▶ [Work to complete]:
Lines containing the word "Algorithmic" are to be located and copied.

▶ [Data extract]:
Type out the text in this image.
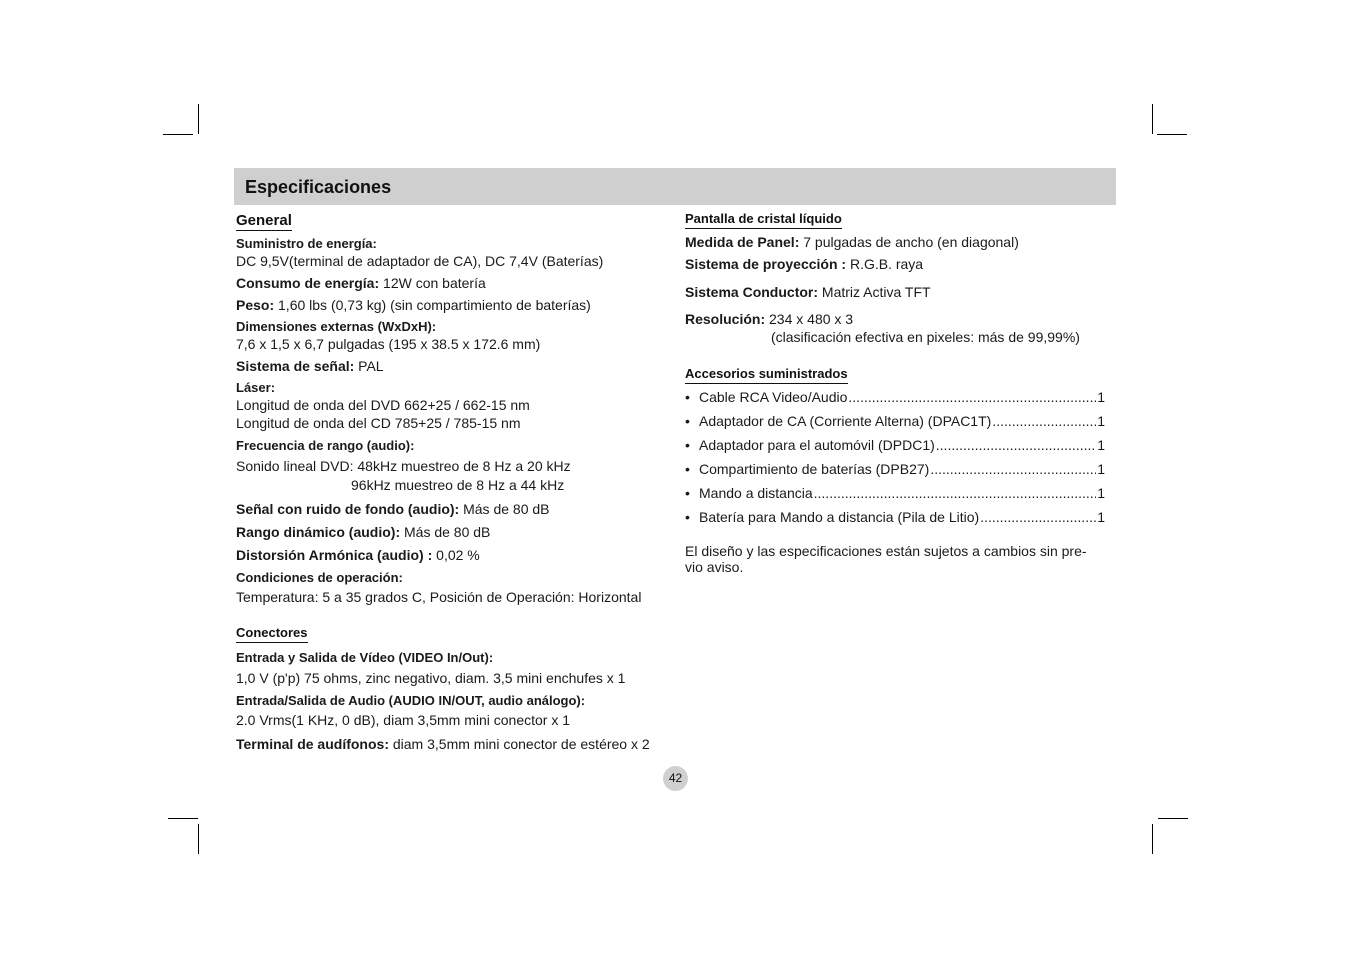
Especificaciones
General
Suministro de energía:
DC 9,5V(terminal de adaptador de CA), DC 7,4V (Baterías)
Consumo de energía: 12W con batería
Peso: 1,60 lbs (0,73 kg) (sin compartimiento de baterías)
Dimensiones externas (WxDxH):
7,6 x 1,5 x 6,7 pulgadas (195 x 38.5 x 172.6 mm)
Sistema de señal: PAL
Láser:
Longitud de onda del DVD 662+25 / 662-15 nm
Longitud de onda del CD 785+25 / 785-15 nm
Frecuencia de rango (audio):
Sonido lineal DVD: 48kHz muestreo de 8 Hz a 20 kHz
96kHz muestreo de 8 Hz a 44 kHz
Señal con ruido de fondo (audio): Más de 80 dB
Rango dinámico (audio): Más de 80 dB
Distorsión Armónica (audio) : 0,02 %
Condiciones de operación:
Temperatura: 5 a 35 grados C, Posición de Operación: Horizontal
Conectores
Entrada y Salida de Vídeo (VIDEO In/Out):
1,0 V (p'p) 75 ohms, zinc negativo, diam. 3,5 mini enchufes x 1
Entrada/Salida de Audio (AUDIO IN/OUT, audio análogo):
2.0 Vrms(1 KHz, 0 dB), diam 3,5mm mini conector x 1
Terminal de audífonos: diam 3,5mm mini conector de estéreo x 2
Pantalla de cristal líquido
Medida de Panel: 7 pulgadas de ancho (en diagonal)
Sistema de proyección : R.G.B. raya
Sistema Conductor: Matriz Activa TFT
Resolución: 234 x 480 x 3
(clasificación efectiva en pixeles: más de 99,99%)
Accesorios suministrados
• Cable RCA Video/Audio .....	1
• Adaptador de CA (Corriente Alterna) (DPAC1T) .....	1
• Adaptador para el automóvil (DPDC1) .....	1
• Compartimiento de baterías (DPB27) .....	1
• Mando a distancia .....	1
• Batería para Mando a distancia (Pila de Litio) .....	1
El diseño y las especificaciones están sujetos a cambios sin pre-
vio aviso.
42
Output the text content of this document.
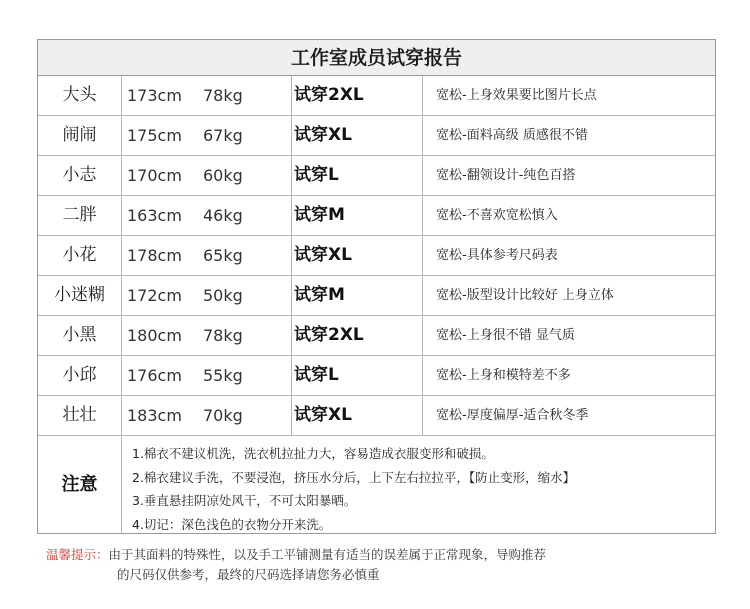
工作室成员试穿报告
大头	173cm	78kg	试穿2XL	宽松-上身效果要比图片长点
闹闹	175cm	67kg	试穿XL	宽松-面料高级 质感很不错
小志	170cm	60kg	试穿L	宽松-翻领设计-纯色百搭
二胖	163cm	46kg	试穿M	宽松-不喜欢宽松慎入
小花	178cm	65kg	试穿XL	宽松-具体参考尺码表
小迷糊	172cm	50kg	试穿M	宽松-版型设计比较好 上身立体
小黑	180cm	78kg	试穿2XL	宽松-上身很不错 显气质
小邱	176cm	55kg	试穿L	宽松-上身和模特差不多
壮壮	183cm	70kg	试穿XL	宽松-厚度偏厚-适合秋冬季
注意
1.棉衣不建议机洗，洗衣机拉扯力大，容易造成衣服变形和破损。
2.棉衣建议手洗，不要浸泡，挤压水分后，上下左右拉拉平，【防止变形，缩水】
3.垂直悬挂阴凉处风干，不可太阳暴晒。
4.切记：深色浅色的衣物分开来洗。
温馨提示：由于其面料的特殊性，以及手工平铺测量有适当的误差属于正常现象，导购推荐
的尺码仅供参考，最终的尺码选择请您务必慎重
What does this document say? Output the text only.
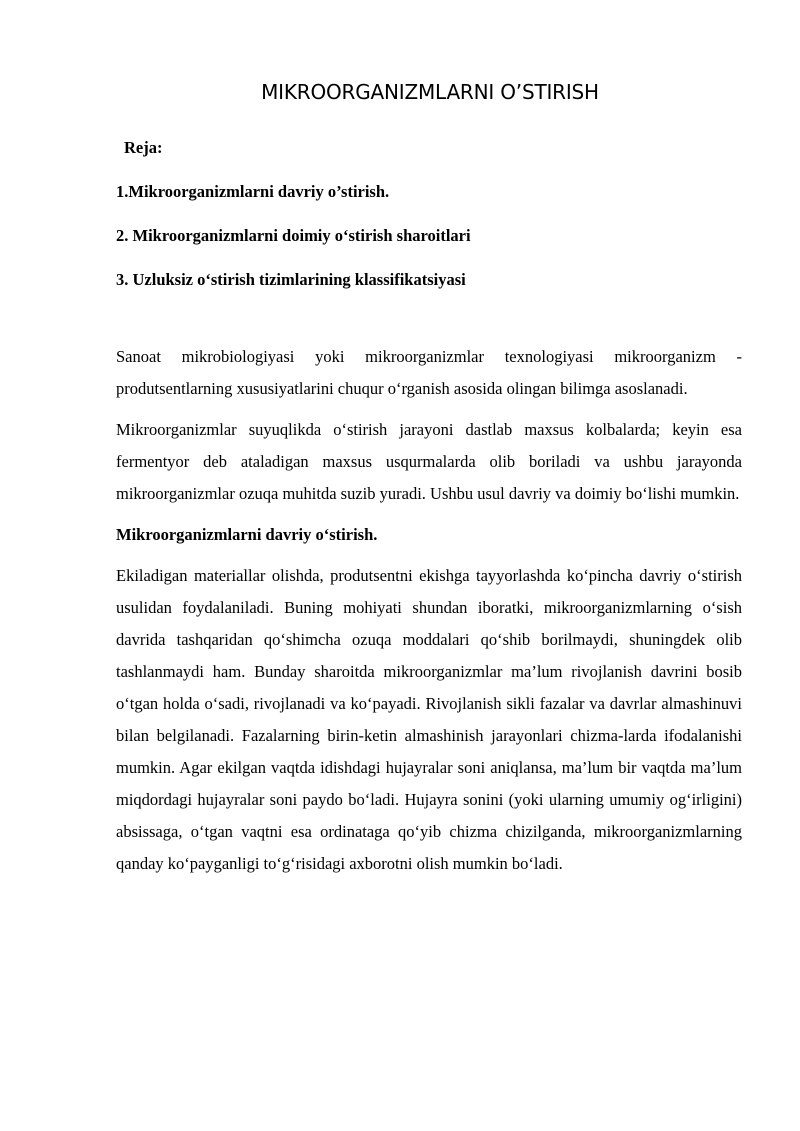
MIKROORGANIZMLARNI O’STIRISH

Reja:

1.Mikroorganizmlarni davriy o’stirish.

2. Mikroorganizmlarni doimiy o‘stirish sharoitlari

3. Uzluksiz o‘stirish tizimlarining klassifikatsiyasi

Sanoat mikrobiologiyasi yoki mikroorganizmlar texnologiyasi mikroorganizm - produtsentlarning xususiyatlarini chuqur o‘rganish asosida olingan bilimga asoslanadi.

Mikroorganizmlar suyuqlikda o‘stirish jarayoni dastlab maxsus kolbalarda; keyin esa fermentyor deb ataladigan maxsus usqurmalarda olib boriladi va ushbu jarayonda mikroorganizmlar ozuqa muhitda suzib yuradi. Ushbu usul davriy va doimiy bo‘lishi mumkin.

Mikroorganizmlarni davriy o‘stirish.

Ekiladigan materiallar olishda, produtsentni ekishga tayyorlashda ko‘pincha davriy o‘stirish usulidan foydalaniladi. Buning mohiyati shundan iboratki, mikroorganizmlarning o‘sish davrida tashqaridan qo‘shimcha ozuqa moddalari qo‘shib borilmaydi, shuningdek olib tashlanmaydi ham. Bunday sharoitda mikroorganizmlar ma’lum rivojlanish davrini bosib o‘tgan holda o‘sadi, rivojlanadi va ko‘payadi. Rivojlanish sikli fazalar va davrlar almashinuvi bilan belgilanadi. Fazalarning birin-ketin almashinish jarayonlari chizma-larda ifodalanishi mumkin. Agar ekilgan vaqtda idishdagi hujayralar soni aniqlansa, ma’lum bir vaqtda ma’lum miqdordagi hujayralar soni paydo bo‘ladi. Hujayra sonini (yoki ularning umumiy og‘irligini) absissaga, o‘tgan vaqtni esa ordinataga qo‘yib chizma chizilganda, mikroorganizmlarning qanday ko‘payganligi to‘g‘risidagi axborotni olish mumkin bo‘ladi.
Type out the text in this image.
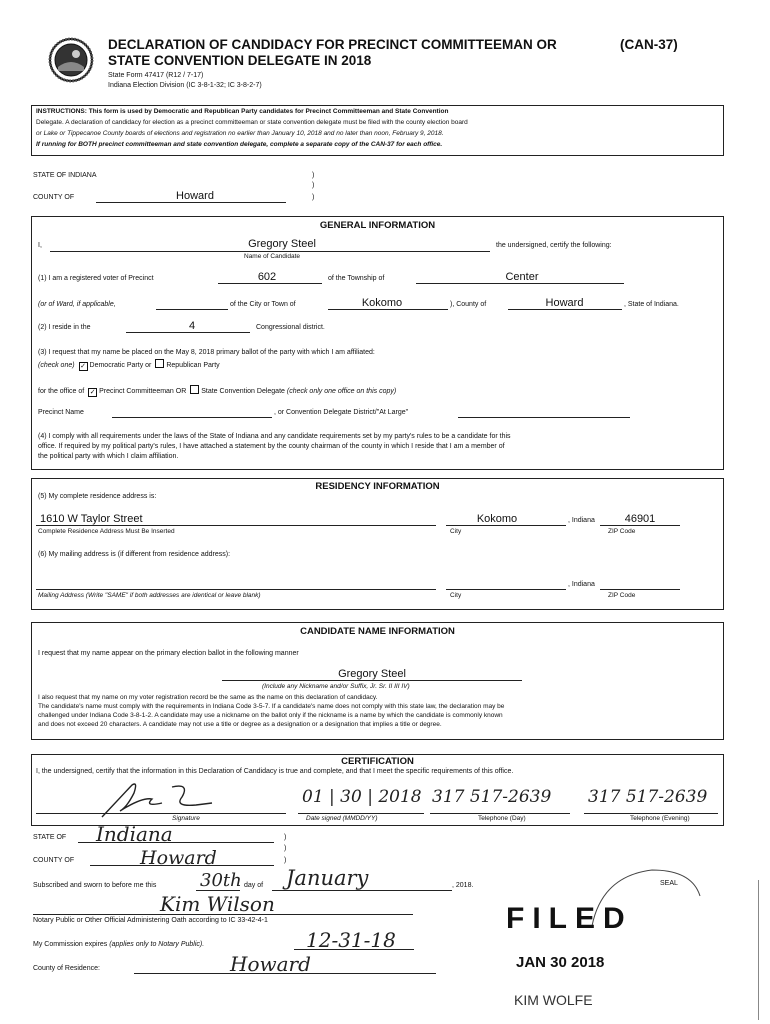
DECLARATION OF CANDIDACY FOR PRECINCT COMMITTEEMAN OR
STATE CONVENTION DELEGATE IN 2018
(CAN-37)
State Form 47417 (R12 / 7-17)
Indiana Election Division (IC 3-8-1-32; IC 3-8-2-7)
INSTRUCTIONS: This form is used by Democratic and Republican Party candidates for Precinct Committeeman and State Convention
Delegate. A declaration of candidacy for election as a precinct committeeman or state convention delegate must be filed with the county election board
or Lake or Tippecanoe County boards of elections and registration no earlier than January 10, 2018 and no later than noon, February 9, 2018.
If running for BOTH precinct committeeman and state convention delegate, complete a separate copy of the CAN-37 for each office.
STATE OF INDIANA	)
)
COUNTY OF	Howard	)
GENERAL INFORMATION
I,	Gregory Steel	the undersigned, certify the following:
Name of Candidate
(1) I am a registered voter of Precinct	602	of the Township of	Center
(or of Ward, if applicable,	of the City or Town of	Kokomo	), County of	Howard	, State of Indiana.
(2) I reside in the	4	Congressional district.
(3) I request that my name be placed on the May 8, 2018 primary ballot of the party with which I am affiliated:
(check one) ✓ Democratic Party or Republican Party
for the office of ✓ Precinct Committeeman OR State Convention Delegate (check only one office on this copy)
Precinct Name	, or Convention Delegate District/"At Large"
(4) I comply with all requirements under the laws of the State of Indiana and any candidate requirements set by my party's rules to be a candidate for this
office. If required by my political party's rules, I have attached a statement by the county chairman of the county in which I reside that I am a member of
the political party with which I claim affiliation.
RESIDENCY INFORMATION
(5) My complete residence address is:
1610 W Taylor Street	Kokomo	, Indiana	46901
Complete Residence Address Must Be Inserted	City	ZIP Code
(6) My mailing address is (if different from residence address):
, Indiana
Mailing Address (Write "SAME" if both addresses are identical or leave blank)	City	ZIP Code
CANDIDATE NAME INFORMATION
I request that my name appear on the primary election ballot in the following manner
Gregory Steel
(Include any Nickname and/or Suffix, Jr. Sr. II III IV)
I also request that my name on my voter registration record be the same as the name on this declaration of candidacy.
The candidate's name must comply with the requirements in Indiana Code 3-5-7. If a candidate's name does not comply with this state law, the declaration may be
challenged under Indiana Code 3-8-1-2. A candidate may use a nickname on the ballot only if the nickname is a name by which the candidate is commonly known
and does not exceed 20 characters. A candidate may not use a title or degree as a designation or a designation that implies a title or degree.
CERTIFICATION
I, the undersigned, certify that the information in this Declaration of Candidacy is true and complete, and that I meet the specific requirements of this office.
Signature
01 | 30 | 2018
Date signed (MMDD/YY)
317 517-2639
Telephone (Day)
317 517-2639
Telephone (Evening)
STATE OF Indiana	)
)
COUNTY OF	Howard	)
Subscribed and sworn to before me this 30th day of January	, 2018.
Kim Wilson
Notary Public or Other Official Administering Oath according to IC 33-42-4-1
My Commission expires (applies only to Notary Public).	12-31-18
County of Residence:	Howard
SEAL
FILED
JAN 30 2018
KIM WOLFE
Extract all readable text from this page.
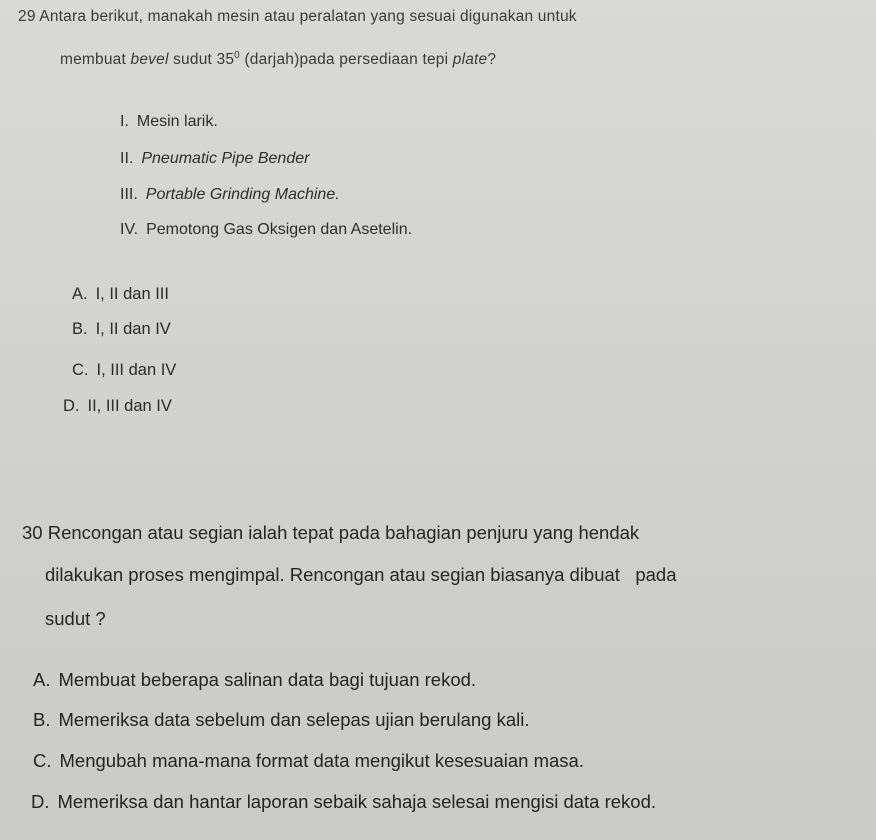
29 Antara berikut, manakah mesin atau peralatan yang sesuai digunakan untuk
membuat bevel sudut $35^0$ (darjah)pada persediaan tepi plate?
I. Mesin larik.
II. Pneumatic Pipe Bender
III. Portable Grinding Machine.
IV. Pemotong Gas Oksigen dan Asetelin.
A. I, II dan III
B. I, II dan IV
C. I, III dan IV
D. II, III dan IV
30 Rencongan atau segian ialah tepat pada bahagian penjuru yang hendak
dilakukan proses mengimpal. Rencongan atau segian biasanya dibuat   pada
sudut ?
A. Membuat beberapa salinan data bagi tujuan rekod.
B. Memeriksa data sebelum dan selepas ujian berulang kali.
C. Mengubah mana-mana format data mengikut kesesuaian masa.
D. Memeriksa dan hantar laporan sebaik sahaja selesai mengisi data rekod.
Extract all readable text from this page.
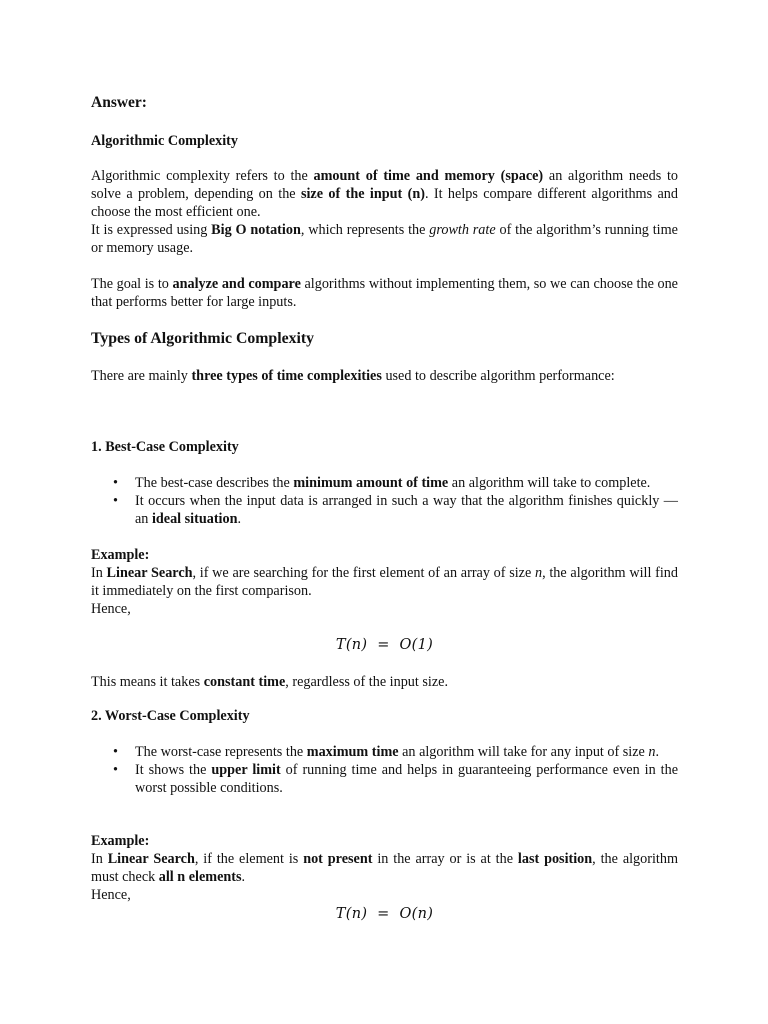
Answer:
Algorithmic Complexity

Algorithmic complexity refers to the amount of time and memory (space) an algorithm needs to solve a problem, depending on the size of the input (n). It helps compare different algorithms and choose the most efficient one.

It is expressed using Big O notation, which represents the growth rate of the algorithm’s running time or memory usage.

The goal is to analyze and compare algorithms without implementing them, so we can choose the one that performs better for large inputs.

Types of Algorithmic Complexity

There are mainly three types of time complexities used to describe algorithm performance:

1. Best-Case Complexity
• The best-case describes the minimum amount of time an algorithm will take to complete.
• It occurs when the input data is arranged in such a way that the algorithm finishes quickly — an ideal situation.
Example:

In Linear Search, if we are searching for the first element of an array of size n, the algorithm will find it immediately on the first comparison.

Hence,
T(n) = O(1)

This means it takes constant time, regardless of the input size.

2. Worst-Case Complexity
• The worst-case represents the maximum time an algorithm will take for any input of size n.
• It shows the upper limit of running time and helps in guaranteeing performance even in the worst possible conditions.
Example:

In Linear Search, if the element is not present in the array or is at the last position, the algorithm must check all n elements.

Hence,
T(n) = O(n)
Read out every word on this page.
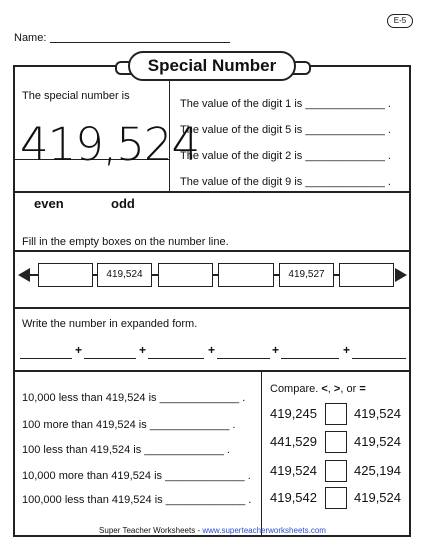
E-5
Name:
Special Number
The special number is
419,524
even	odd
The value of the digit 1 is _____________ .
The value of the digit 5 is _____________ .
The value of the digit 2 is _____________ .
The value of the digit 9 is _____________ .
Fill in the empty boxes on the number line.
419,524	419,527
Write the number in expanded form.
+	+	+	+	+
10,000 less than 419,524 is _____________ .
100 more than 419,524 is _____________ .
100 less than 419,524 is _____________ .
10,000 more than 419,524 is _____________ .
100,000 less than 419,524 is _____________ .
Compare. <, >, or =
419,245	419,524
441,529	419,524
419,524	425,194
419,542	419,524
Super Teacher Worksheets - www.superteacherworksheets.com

▶ [Result below]:
Algorithmic Complexity
Algorithmic complexity refers to the amount of time and memory (space) an algorithm needs to solve a problem, depending on the size of the input (n). It helps compare different algorithms and choose the most efficient one.
Types of Algorithmic Complexity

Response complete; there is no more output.